Collect every line of the records below that contains the word "απάντησε".

[Stored records]
>>>>>
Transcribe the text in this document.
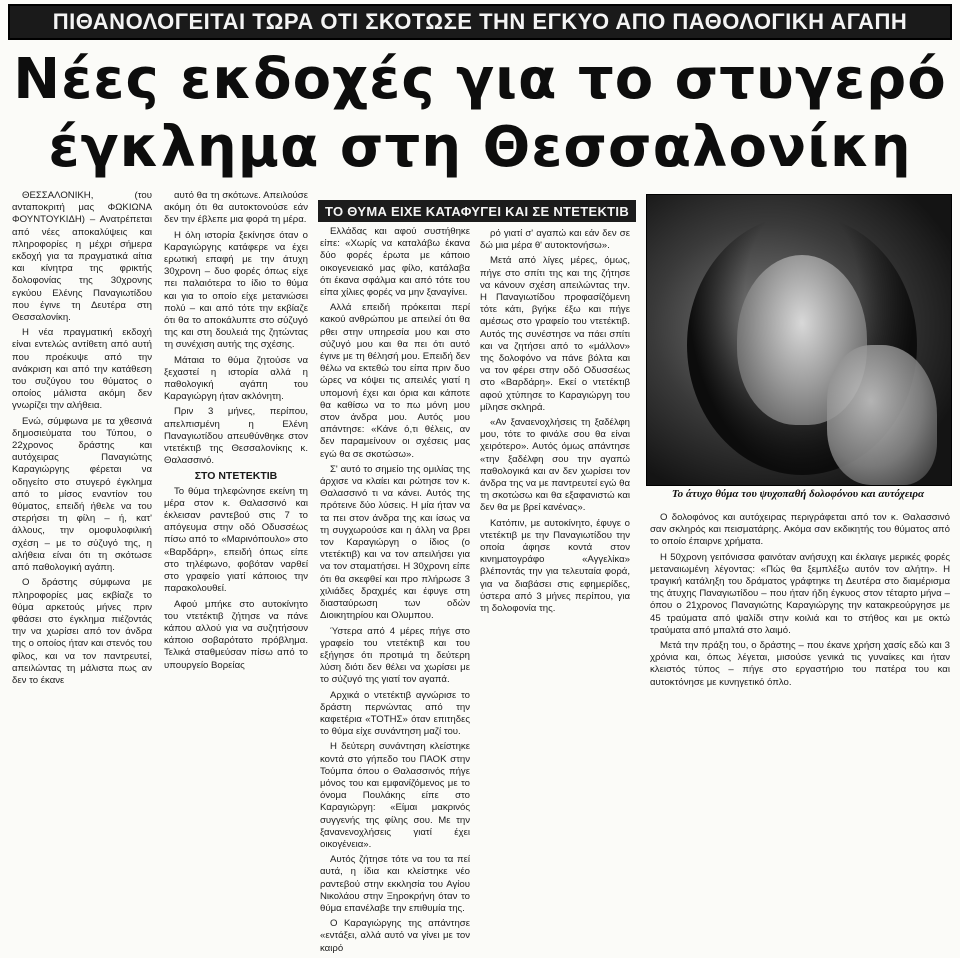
ΠΙΘΑΝΟΛΟΓΕΙΤΑΙ ΤΩΡΑ ΟΤΙ ΣΚΟΤΩΣΕ ΤΗΝ ΕΓΚΥΟ ΑΠΟ ΠΑΘΟΛΟΓΙΚΗ ΑΓΑΠΗ
Νέες εκδοχές για το στυγερό
έγκλημα στη Θεσσαλονίκη

ΘΕΣΣΑΛΟΝΙΚΗ, (του ανταποκριτή μας ΦΩΚΙΩΝΑ ΦΟΥΝΤΟΥΚΙΔΗ) – Ανατρέπεται από νέες αποκαλύψεις και πληροφορίες η μέχρι σήμερα εκδοχή για τα πραγματικά αίτια και κίνητρα της φρικτής δολοφονίας της 30χρονης εγκύου Ελένης Παναγιωτίδου που έγινε τη Δευτέρα στη Θεσσαλονίκη.

Η νέα πραγματική εκδοχή είναι εντελώς αντίθετη από αυτή που προέκυψε από την ανάκριση και από την κατάθεση του συζύγου του θύματος ο οποίος μάλιστα ακόμη δεν γνωρίζει την αλήθεια.

Ενώ, σύμφωνα με τα χθεσινά δημοσιεύματα του Τύπου, ο 22χρονος δράστης και αυτόχειρας Παναγιώτης Καραγιώργης φέρεται να οδηγείτο στο στυγερό έγκλημα από το μίσος εναντίον του θύματος, επειδή ήθελε να του στερήσει τη φίλη – ή, κατ' άλλους, την ομοφυλοφιλική σχέση – με το σύζυγό της, η αλήθεια είναι ότι τη σκότωσε από παθολογική αγάπη.

Ο δράστης σύμφωνα με πληροφορίες μας εκβίαζε το θύμα αρκετούς μήνες πριν φθάσει στο έγκλημα πιέζοντάς την να χωρίσει από τον άνδρα της ο οποίος ήταν και στενός του φίλος, και να τον παντρευτεί, απειλώντας τη μάλιστα πως αν δεν το έκανε

αυτό θα τη σκότωνε. Απειλούσε ακόμη ότι θα αυτοκτονούσε εάν δεν την έβλεπε μια φορά τη μέρα.

Η όλη ιστορία ξεκίνησε όταν ο Καραγιώργης κατάφερε να έχει ερωτική επαφή με την άτυχη 30χρονη – δυο φορές όπως είχε πει παλαιότερα το ίδιο το θύμα και για το οποίο είχε μετανιώσει πολύ – και από τότε την εκβίαζε ότι θα το αποκάλυπτε στο σύζυγό της και στη δουλειά της ζητώντας τη συνέχιση αυτής της σχέσης.

Μάταια το θύμα ζητούσε να ξεχαστεί η ιστορία αλλά η παθολογική αγάπη του Καραγιώργη ήταν ακλόνητη.

Πριν 3 μήνες, περίπου, απελπισμένη η Ελένη Παναγιωτίδου απευθύνθηκε στον ντετέκτιβ της Θεσσαλονίκης κ. Θαλασσινό.

ΣΤΟ ΝΤΕΤΕΚΤΙΒ

Το θύμα τηλεφώνησε εκείνη τη μέρα στον κ. Θαλασσινό και έκλεισαν ραντεβού στις 7 το απόγευμα στην οδό Οδυσσέως πίσω από το «Μαρινόπουλο» στο «Βαρδάρη», επειδή όπως είπε στο τηλέφωνο, φοβόταν ναρθεί στο γραφείο γιατί κάποιος την παρακολουθεί.

Αφού μπήκε στο αυτοκίνητο του ντετέκτιβ ζήτησε να πάνε κάπου αλλού για να συζητήσουν κάποιο σοβαρότατο πρόβλημα. Τελικά σταθμεύσαν πίσω από το υπουργείο Βορείας

ΤΟ ΘΥΜΑ ΕΙΧΕ ΚΑΤΑΦΥΓΕΙ ΚΑΙ ΣΕ ΝΤΕΤΕΚΤΙΒ

Ελλάδας και αφού συστήθηκε είπε: «Χωρίς να καταλάβω έκανα δύο φορές έρωτα με κάποιο οικογενειακό μας φίλο, κατάλαβα ότι έκανα σφάλμα και από τότε του είπα χίλιες φορές να μην ξαναγίνει.

Αλλά επειδή πρόκειται περί κακού ανθρώπου με απειλεί ότι θα ρθει στην υπηρεσία μου και στο σύζυγό μου και θα πει ότι αυτό έγινε με τη θέλησή μου. Επειδή δεν θέλω να εκτεθώ του είπα πριν δυο ώρες να κόψει τις απειλές γιατί η υπομονή έχει και όρια και κάποτε θα καθίσω να το πω μόνη μου στον άνδρα μου. Αυτός μου απάντησε: «Κάνε ό,τι θέλεις, αν δεν παραμείνουν οι σχέσεις μας εγώ θα σε σκοτώσω».

Σ' αυτό το σημείο της ομιλίας της άρχισε να κλαίει και ρώτησε τον κ. Θαλασσινό τι να κάνει. Αυτός της πρότεινε δύο λύσεις. Η μία ήταν να τα πει στον άνδρα της και ίσως να τη συγχωρούσε και η άλλη να βρει τον Καραγιώργη ο ίδιος (ο ντετέκτιβ) και να τον απειλήσει για να τον σταματήσει. Η 30χρονη είπε ότι θα σκεφθεί και προ πλήρωσε 3 χιλιάδες δραχμές και έφυγε στη διασταύρωση των οδών Διοικητηρίου και Ολυμπου.

Ύστερα από 4 μέρες πήγε στο γραφείο του ντετέκτιβ και του εξήγησε ότι προτιμά τη δεύτερη λύση διότι δεν θέλει να χωρίσει με το σύζυγό της γιατί τον αγαπά.

Αρχικά ο ντετέκτιβ αγνώρισε το δράστη περνώντας από την καφετέρια «ΤΟΤΗΣ» όταν επιτηδες το θύμα είχε συνάντηση μαζί του.

Η δεύτερη συνάντηση κλείστηκε κοντά στο γήπεδο του ΠΑΟΚ στην Τούμπα όπου ο Θαλασσινός πήγε μόνος του και εμφανίζόμενος με το όνομα Πουλάκης είπε στο Καραγιώργη: «Είμαι μακρινός συγγενής της φίλης σου. Με την ξανανενοχλήσεις γιατί έχει οικογένεια».

Αυτός ζήτησε τότε να του τα πεί αυτά, η ίδια και κλείστηκε νέο ραντεβού στην εκκλησία του Αγίου Νικολάου στην Ξηροκρήνη όταν το θύμα επανέλαβε την επιθυμία της.

Ο Καραγιώργης της απάντησε «εντάξει, αλλά αυτό να γίνει με τον καιρό

ρό γιατί σ' αγαπώ και εάν δεν σε δώ μια μέρα θ' αυτοκτονήσω».

Μετά από λίγες μέρες, όμως, πήγε στο σπίτι της και της ζήτησε να κάνουν σχέση απειλώντας την. Η Παναγιωτίδου προφασίζόμενη τότε κάτι, βγήκε έξω και πήγε αμέσως στο γραφείο του ντετέκτιβ. Αυτός της συνέστησε να πάει σπίτι και να ζητήσει από το «μάλλον» της δολοφόνο να πάνε βόλτα και να τον φέρει στην οδό Οδυσσέως στο «Βαρδάρη». Εκεί ο ντετέκτιβ αφού χτύπησε το Καραγιώργη του μίλησε σκληρά.

«Αν ξαναενοχλήσεις τη ξαδέλφη μου, τότε το φινάλε σου θα είναι χειρότερο». Αυτός όμως απάντησε «την ξαδέλφη σου την αγαπώ παθολογικά και αν δεν χωρίσει τον άνδρα της να με παντρευτεί εγώ θα τη σκοτώσω και θα εξαφανιστώ και δεν θα με βρεί κανένας».

Κατόπιν, με αυτοκίνητο, έφυγε ο ντετέκτιβ με την Παναγιωτίδου την οποία άφησε κοντά στον κινηματογράφο «Αγγελίκα» βλέποντάς την για τελευταία φορά, για να διαβάσει στις εφημερίδες, ύστερα από 3 μήνες περίπου, για τη δολοφονία της.

Το άτυχο θύμα του ψυχοπαθή δολοφόνου και αυτόχειρα

Ο δολοφόνος και αυτόχειρας περιγράφεται από τον κ. Θαλασσινό σαν σκληρός και πεισματάρης. Ακόμα σαν εκδικητής του θύματος από το οποίο έπαιρνε χρήματα.

Η 50χρονη γειτόνισσα φαινόταν ανήσυχη και έκλαιγε μερικές φορές μεταναιωμένη λέγοντας: «Πώς θα ξεμπλέξω αυτόν τον αλήτη». Η τραγική κατάληξη του δράματος γράφτηκε τη Δευτέρα στο διαμέρισμα της άτυχης Παναγιωτίδου – που ήταν ήδη έγκυος στον τέταρτο μήνα – όπου ο 21χρονος Παναγιώτης Καραγιώργης την κατακρεούργησε με 45 τραύματα από ψαλίδι στην κοιλιά και το στήθος και με οκτώ τραύματα από μπαλτά στο λαιμό.

Μετά την πράξη του, ο δράστης – που έκανε χρήση χασίς εδώ και 3 χρόνια και, όπως λέγεται, μισούσε γενικά τις γυναίκες και ήταν κλειστός τύπος – πήγε στο εργαστήριο του πατέρα του και αυτοκτόνησε με κυνηγετικό όπλο.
<<<<<
- _ANSWER FOR THE TASK_
Αλλά επειδή πρόκειται περί κακού ανθρώπου με απειλεί ότι θα ρθει στην υπηρεσία μου και στο σύζυγό μου και θα πει ότι αυτό έγινε με τη θέλησή μου. Επειδή δεν θέλω να εκτεθώ του είπα πριν δυο ώρες να κόψει τις απειλές γιατί η υπομονή έχει και όρια και κάποτε θα καθίσω να το πω μόνη μου στον άνδρα μου. Αυτός μου απάντησε: «Κάνε ό,τι θέλεις, αν δεν παραμείνουν οι σχέσεις μας εγώ θα σε σκοτώσω».
Ο Καραγιώργης της απάντησε «εντάξει, αλλά αυτό να γίνει με τον καιρό
«Αν ξαναενοχλήσεις τη ξαδέλφη μου, τότε το φινάλε σου θα είναι χειρότερο». Αυτός όμως απάντησε «την ξαδέλφη σου την αγαπώ παθολογικά και αν δεν χωρίσει τον άνδρα της να με παντρευτεί εγώ θα τη σκοτώσω και θα εξαφανιστώ και δεν θα με βρεί κανένας».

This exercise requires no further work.